**Requirement:** Count every line below that contains "месте", then state the total with no other output.

(Dataset items)
------------------------------------
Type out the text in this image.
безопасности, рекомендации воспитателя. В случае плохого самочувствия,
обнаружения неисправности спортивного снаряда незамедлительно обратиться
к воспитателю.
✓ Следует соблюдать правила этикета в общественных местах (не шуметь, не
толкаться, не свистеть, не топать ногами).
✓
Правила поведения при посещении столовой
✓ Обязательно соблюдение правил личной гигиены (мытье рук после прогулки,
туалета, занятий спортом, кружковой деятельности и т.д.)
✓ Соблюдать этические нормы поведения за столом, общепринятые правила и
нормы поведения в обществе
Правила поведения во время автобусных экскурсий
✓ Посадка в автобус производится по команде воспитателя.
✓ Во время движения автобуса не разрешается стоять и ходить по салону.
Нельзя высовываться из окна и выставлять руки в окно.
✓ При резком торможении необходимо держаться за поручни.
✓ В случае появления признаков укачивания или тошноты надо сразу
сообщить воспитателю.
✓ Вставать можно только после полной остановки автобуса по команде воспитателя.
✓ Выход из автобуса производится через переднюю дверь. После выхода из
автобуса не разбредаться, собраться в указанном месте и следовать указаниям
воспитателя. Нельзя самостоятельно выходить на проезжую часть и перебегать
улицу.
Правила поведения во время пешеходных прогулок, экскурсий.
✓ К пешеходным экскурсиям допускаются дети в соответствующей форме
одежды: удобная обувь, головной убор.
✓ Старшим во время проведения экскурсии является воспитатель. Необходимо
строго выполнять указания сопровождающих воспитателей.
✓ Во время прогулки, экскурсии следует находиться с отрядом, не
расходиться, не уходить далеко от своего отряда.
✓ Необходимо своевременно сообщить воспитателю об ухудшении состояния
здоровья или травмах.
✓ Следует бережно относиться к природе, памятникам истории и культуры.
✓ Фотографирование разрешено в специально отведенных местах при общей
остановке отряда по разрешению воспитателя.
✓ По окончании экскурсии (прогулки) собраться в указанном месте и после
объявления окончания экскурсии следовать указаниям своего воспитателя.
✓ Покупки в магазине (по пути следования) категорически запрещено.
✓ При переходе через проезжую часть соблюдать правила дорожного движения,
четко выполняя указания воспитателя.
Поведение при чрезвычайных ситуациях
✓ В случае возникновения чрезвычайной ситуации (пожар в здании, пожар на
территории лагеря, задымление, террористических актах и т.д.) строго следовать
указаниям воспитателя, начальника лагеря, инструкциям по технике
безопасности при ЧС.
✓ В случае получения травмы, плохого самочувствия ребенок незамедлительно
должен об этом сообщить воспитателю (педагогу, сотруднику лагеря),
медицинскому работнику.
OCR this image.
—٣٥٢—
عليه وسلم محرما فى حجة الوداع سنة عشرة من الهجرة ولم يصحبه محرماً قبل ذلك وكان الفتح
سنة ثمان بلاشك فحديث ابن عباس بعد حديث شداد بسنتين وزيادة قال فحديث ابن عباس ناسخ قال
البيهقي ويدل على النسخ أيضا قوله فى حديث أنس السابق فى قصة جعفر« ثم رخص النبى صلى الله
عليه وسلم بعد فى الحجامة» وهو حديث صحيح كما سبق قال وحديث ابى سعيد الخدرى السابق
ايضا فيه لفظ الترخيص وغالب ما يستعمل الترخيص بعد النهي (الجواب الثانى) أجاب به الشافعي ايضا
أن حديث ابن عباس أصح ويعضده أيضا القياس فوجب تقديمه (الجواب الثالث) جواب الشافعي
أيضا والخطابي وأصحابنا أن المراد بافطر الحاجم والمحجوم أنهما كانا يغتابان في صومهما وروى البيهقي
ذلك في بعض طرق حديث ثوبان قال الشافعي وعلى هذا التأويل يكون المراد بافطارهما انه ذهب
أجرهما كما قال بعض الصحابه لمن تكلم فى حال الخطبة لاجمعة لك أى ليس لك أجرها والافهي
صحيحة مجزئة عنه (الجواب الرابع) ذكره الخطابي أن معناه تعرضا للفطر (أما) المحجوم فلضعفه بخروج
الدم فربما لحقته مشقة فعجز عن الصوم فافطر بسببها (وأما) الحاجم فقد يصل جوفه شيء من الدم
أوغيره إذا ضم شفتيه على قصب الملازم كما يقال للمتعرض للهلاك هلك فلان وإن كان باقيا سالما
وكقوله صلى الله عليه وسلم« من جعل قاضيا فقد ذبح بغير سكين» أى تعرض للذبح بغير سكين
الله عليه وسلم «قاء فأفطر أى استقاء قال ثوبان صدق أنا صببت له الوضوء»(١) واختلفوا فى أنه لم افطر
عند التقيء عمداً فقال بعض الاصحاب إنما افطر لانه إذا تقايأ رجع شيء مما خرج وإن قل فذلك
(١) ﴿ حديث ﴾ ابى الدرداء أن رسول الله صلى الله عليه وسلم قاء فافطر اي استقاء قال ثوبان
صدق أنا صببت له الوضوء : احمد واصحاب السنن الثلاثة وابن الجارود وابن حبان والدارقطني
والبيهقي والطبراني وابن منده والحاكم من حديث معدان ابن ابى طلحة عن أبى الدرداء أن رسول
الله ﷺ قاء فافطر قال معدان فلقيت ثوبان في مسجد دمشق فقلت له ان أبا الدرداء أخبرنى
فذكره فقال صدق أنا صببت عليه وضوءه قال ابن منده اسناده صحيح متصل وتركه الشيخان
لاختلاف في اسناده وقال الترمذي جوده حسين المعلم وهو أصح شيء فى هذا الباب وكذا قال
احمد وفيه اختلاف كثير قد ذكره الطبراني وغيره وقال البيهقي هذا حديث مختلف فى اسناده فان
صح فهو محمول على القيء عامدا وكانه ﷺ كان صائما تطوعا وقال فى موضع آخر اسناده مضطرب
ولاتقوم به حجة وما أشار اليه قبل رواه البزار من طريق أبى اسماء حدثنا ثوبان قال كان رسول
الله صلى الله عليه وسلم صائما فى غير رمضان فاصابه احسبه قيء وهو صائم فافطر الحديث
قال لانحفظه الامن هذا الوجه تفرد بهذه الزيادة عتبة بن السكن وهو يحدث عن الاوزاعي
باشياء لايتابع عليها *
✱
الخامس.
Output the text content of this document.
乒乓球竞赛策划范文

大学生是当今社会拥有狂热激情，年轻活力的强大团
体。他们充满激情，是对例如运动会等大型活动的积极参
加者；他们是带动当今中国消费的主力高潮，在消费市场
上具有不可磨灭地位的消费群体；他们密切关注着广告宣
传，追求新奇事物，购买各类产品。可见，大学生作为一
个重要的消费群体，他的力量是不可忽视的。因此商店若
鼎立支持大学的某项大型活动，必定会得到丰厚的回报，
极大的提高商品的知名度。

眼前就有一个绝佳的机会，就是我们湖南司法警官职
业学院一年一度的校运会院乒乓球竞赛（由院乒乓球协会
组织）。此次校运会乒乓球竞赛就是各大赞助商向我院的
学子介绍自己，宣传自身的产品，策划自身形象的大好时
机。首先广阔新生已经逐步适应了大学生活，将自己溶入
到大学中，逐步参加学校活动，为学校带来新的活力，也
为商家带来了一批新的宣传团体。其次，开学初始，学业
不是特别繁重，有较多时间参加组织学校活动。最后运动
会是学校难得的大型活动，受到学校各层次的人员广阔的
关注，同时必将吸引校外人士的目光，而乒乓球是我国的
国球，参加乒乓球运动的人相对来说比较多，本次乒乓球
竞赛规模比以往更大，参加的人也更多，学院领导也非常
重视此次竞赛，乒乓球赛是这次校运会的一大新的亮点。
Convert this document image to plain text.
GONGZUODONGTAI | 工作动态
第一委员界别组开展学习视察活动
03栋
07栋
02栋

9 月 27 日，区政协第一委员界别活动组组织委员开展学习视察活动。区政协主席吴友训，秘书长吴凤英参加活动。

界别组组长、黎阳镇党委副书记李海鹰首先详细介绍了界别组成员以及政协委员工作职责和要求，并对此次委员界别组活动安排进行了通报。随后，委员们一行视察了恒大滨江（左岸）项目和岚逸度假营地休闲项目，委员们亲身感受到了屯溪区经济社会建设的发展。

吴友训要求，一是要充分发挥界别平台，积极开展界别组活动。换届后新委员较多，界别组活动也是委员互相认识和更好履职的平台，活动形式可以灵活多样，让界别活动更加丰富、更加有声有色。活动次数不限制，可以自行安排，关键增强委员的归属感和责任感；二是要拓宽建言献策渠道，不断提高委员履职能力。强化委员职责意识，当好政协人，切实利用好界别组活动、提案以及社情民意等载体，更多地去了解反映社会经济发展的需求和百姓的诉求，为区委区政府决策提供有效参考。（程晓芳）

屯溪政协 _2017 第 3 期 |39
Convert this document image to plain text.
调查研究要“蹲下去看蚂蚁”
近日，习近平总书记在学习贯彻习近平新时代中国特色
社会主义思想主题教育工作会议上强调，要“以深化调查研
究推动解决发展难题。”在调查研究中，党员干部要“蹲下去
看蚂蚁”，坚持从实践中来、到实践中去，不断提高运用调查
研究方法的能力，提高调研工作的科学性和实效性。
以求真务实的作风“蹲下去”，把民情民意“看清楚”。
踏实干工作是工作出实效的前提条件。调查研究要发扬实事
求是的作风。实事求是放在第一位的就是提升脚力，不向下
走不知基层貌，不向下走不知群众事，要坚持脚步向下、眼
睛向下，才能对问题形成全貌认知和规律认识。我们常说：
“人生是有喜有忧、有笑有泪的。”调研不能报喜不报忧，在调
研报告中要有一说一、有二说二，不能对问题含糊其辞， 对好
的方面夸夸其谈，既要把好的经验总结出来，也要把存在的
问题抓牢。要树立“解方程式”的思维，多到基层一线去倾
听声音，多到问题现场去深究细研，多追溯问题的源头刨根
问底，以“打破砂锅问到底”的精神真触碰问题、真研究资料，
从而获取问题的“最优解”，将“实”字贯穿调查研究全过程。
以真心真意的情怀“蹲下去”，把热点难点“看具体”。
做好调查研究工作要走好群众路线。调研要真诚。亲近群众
------------------------------------
**Solution below:** 2